What is required
Identify the lines that contain the string "Sample" and copy all of them.

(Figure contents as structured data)
....
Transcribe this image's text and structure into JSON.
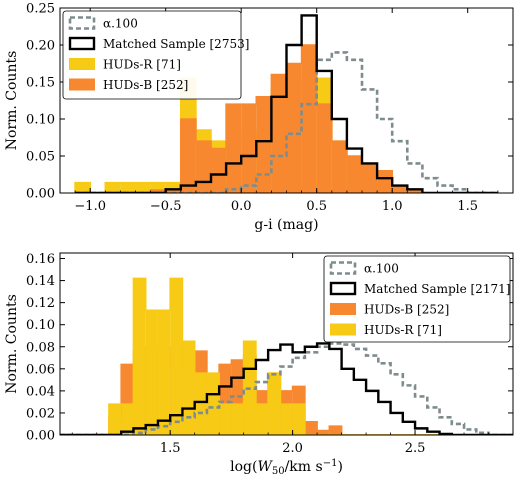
{
  "chart_data": [
    {
      "type": "histogram",
      "xlabel": "g-i (mag)",
      "ylabel": "Norm. Counts",
      "xlim": [
        -1.2,
        1.8
      ],
      "ylim": [
        0,
        0.25
      ],
      "xticks": [
        -1.0,
        -0.5,
        0.0,
        0.5,
        1.0,
        1.5
      ],
      "xtick_labels": [
        "−1.0",
        "−0.5",
        "0.0",
        "0.5",
        "1.0",
        "1.5"
      ],
      "yticks": [
        0.0,
        0.05,
        0.1,
        0.15,
        0.2,
        0.25
      ],
      "ytick_labels": [
        "0.00",
        "0.05",
        "0.10",
        "0.15",
        "0.20",
        "0.25"
      ],
      "bin_start": -1.1,
      "bin_width": 0.1,
      "legend_position": "top-left",
      "series": [
        {
          "name": "α.100",
          "style": "step-dashed",
          "color": "#7f8c8d",
          "values": [
            0,
            0,
            0,
            0,
            0,
            0,
            0,
            0,
            0,
            0,
            0.005,
            0.01,
            0.025,
            0.05,
            0.08,
            0.12,
            0.18,
            0.19,
            0.18,
            0.14,
            0.1,
            0.07,
            0.04,
            0.02,
            0.01,
            0.005,
            0,
            0
          ]
        },
        {
          "name": "Matched Sample [2753]",
          "style": "step-solid",
          "color": "#000000",
          "values": [
            0,
            0,
            0,
            0,
            0,
            0,
            0.005,
            0.01,
            0.015,
            0.025,
            0.04,
            0.05,
            0.07,
            0.13,
            0.2,
            0.24,
            0.165,
            0.1,
            0.06,
            0.04,
            0.02,
            0.01,
            0.005,
            0,
            0,
            0,
            0,
            0
          ]
        },
        {
          "name": "HUDs-R [71]",
          "style": "filled",
          "color": "#f7cb15",
          "values": [
            0.014,
            0,
            0.014,
            0.014,
            0.014,
            0.014,
            0.014,
            0.155,
            0.085,
            0.07,
            0.07,
            0.085,
            0.07,
            0.14,
            0.14,
            0.155,
            0.155,
            0.07,
            0.014,
            0.014,
            0.014,
            0,
            0,
            0,
            0,
            0,
            0,
            0
          ]
        },
        {
          "name": "HUDs-B [252]",
          "style": "filled",
          "color": "#f7882f",
          "values": [
            0,
            0,
            0,
            0,
            0,
            0.004,
            0.004,
            0.1,
            0.07,
            0.06,
            0.12,
            0.12,
            0.13,
            0.16,
            0.175,
            0.2,
            0.12,
            0.07,
            0.05,
            0.04,
            0.03,
            0.01,
            0.004,
            0,
            0,
            0,
            0,
            0
          ]
        }
      ],
      "legend_order": [
        0,
        1,
        2,
        3
      ]
    },
    {
      "type": "histogram",
      "xlabel": "log(W50/km s⁻¹)",
      "ylabel": "Norm. Counts",
      "xlim": [
        1.05,
        2.9
      ],
      "ylim": [
        0,
        0.165
      ],
      "xticks": [
        1.5,
        2.0,
        2.5
      ],
      "xtick_labels": [
        "1.5",
        "2.0",
        "2.5"
      ],
      "yticks": [
        0.0,
        0.02,
        0.04,
        0.06,
        0.08,
        0.1,
        0.12,
        0.14,
        0.16
      ],
      "ytick_labels": [
        "0.00",
        "0.02",
        "0.04",
        "0.06",
        "0.08",
        "0.10",
        "0.12",
        "0.14",
        "0.16"
      ],
      "bin_start": 1.05,
      "bin_width": 0.05,
      "legend_position": "top-right",
      "series": [
        {
          "name": "α.100",
          "style": "step-dashed",
          "color": "#7f8c8d",
          "values": [
            0,
            0,
            0,
            0,
            0,
            0,
            0.002,
            0.005,
            0.008,
            0.012,
            0.016,
            0.02,
            0.025,
            0.03,
            0.035,
            0.042,
            0.048,
            0.055,
            0.062,
            0.07,
            0.075,
            0.08,
            0.083,
            0.082,
            0.078,
            0.072,
            0.065,
            0.055,
            0.045,
            0.035,
            0.025,
            0.016,
            0.01,
            0.005,
            0.002,
            0,
            0
          ]
        },
        {
          "name": "Matched Sample [2171]",
          "style": "step-solid",
          "color": "#000000",
          "values": [
            0,
            0,
            0,
            0,
            0,
            0.003,
            0.006,
            0.009,
            0.013,
            0.018,
            0.024,
            0.03,
            0.037,
            0.044,
            0.052,
            0.06,
            0.068,
            0.077,
            0.082,
            0.075,
            0.08,
            0.083,
            0.078,
            0.06,
            0.05,
            0.04,
            0.03,
            0.02,
            0.012,
            0.006,
            0.003,
            0.001,
            0,
            0,
            0,
            0,
            0
          ]
        },
        {
          "name": "HUDs-B [252]",
          "style": "filled",
          "color": "#f7882f",
          "values": [
            0,
            0,
            0,
            0,
            0.016,
            0.064,
            0.076,
            0.08,
            0.08,
            0.06,
            0.084,
            0.076,
            0.048,
            0.064,
            0.068,
            0.072,
            0.04,
            0.056,
            0.04,
            0.044,
            0.012,
            0.004,
            0.008,
            0,
            0,
            0,
            0,
            0,
            0,
            0,
            0,
            0,
            0,
            0,
            0,
            0,
            0
          ]
        },
        {
          "name": "HUDs-R [71]",
          "style": "filled",
          "color": "#f7cb15",
          "values": [
            0,
            0,
            0,
            0,
            0.028,
            0.028,
            0.142,
            0.113,
            0.113,
            0.142,
            0.085,
            0.056,
            0.056,
            0.028,
            0.028,
            0.085,
            0.028,
            0.056,
            0.028,
            0.028,
            0,
            0,
            0,
            0,
            0,
            0,
            0,
            0,
            0,
            0,
            0,
            0,
            0,
            0,
            0,
            0,
            0
          ]
        }
      ],
      "legend_order": [
        0,
        1,
        2,
        3
      ]
    }
  ]
}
....
Reply
          "name": "Matched Sample [2753]",
          "name": "Matched Sample [2171]",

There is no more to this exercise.